Extracted data entries:
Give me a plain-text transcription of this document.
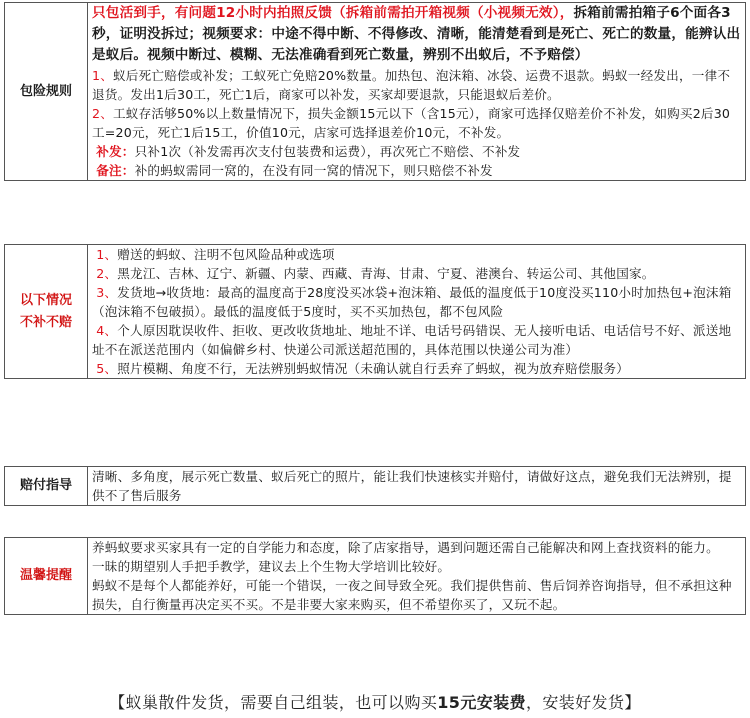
包险规则	

只包活到手，有问题12小时内拍照反馈（拆箱前需拍开箱视频（小视频无效），拆箱前需拍箱子6个面各3秒，证明没拆过；视频要求：中途不得中断、不得修改、清晰，能清楚看到是死亡、死亡的数量，能辨认出是蚁后。视频中断过、模糊、无法准确看到死亡数量，辨别不出蚁后，不予赔偿）

1、蚁后死亡赔偿或补发；工蚁死亡免赔20%数量。加热包、泡沫箱、冰袋、运费不退款。蚂蚁一经发出，一律不退货。发出1后30工，死亡1后，商家可以补发，买家却要退款，只能退蚁后差价。

2、工蚁存活够50%以上数量情况下，损失金额15元以下（含15元），商家可选择仅赔差价不补发，如购买2后30工=20元，死亡1后15工，价值10元，店家可选择退差价10元，不补发。

补发：只补1次（补发需再次支付包装费和运费），再次死亡不赔偿、不补发

备注：补的蚂蚁需同一窝的，在没有同一窝的情况下，则只赔偿不补发

以下情况
不补不赔

1、赠送的蚂蚁、注明不包风险品种或选项

2、黑龙江、吉林、辽宁、新疆、内蒙、西藏、青海、甘肃、宁夏、港澳台、转运公司、其他国家。

3、发货地→收货地：最高的温度高于28度没买冰袋+泡沫箱、最低的温度低于10度没买110小时加热包+泡沫箱（泡沫箱不包破损）。最低的温度低于5度时，买不买加热包，都不包风险

4、个人原因耽误收件、拒收、更改收货地址、地址不详、电话号码错误、无人接听电话、电话信号不好、派送地址不在派送范围内（如偏僻乡村、快递公司派送超范围的，具体范围以快递公司为准）

5、照片模糊、角度不行，无法辨别蚂蚁情况（未确认就自行丢弃了蚂蚁，视为放弃赔偿服务）

赔付指导	

清晰、多角度，展示死亡数量、蚁后死亡的照片，能让我们快速核实并赔付，请做好这点，避免我们无法辨别，提供不了售后服务

温馨提醒	

养蚂蚁要求买家具有一定的自学能力和态度，除了店家指导，遇到问题还需自己能解决和网上查找资料的能力。

一昧的期望别人手把手教学，建议去上个生物大学培训比较好。

蚂蚁不是每个人都能养好，可能一个错误，一夜之间导致全死。我们提供售前、售后饲养咨询指导，但不承担这种损失，自行衡量再决定买不买。不是非要大家来购买，但不希望你买了，又玩不起。

【蚁巢散件发货，需要自己组装，也可以购买15元安装费，安装好发货】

● WHAT IS REQUIRED:
Print out the lines exactly, skipping any picture.

● WRITTEN ANSWER:
Give me a plain-text transcription of this document.
包险规则	

只包活到手，有问题12小时内拍照反馈（拆箱前需拍开箱视频（小视频无效），拆箱前需拍箱子6个面各3秒，证明没拆过；视频要求：中途不得中断、不得修改、清晰，能清楚看到是死亡、死亡的数量，能辨认出是蚁后。视频中断过、模糊、无法准确看到死亡数量，辨别不出蚁后，不予赔偿）

1、蚁后死亡赔偿或补发；工蚁死亡免赔20%数量。加热包、泡沫箱、冰袋、运费不退款。蚂蚁一经发出，一律不退货。发出1后30工，死亡1后，商家可以补发，买家却要退款，只能退蚁后差价。

2、工蚁存活够50%以上数量情况下，损失金额15元以下（含15元），商家可选择仅赔差价不补发，如购买2后30工=20元，死亡1后15工，价值10元，店家可选择退差价10元，不补发。

补发：只补1次（补发需再次支付包装费和运费），再次死亡不赔偿、不补发

备注：补的蚂蚁需同一窝的，在没有同一窝的情况下，则只赔偿不补发

以下情况
不补不赔

1、赠送的蚂蚁、注明不包风险品种或选项

2、黑龙江、吉林、辽宁、新疆、内蒙、西藏、青海、甘肃、宁夏、港澳台、转运公司、其他国家。

3、发货地→收货地：最高的温度高于28度没买冰袋+泡沫箱、最低的温度低于10度没买110小时加热包+泡沫箱（泡沫箱不包破损）。最低的温度低于5度时，买不买加热包，都不包风险

4、个人原因耽误收件、拒收、更改收货地址、地址不详、电话号码错误、无人接听电话、电话信号不好、派送地址不在派送范围内（如偏僻乡村、快递公司派送超范围的，具体范围以快递公司为准）

5、照片模糊、角度不行，无法辨别蚂蚁情况（未确认就自行丢弃了蚂蚁，视为放弃赔偿服务）

赔付指导	

清晰、多角度，展示死亡数量、蚁后死亡的照片，能让我们快速核实并赔付，请做好这点，避免我们无法辨别，提供不了售后服务

温馨提醒	

养蚂蚁要求买家具有一定的自学能力和态度，除了店家指导，遇到问题还需自己能解决和网上查找资料的能力。

一昧的期望别人手把手教学，建议去上个生物大学培训比较好。

蚂蚁不是每个人都能养好，可能一个错误，一夜之间导致全死。我们提供售前、售后饲养咨询指导，但不承担这种损失，自行衡量再决定买不买。不是非要大家来购买，但不希望你买了，又玩不起。

【蚁巢散件发货，需要自己组装，也可以购买15元安装费，安装好发货】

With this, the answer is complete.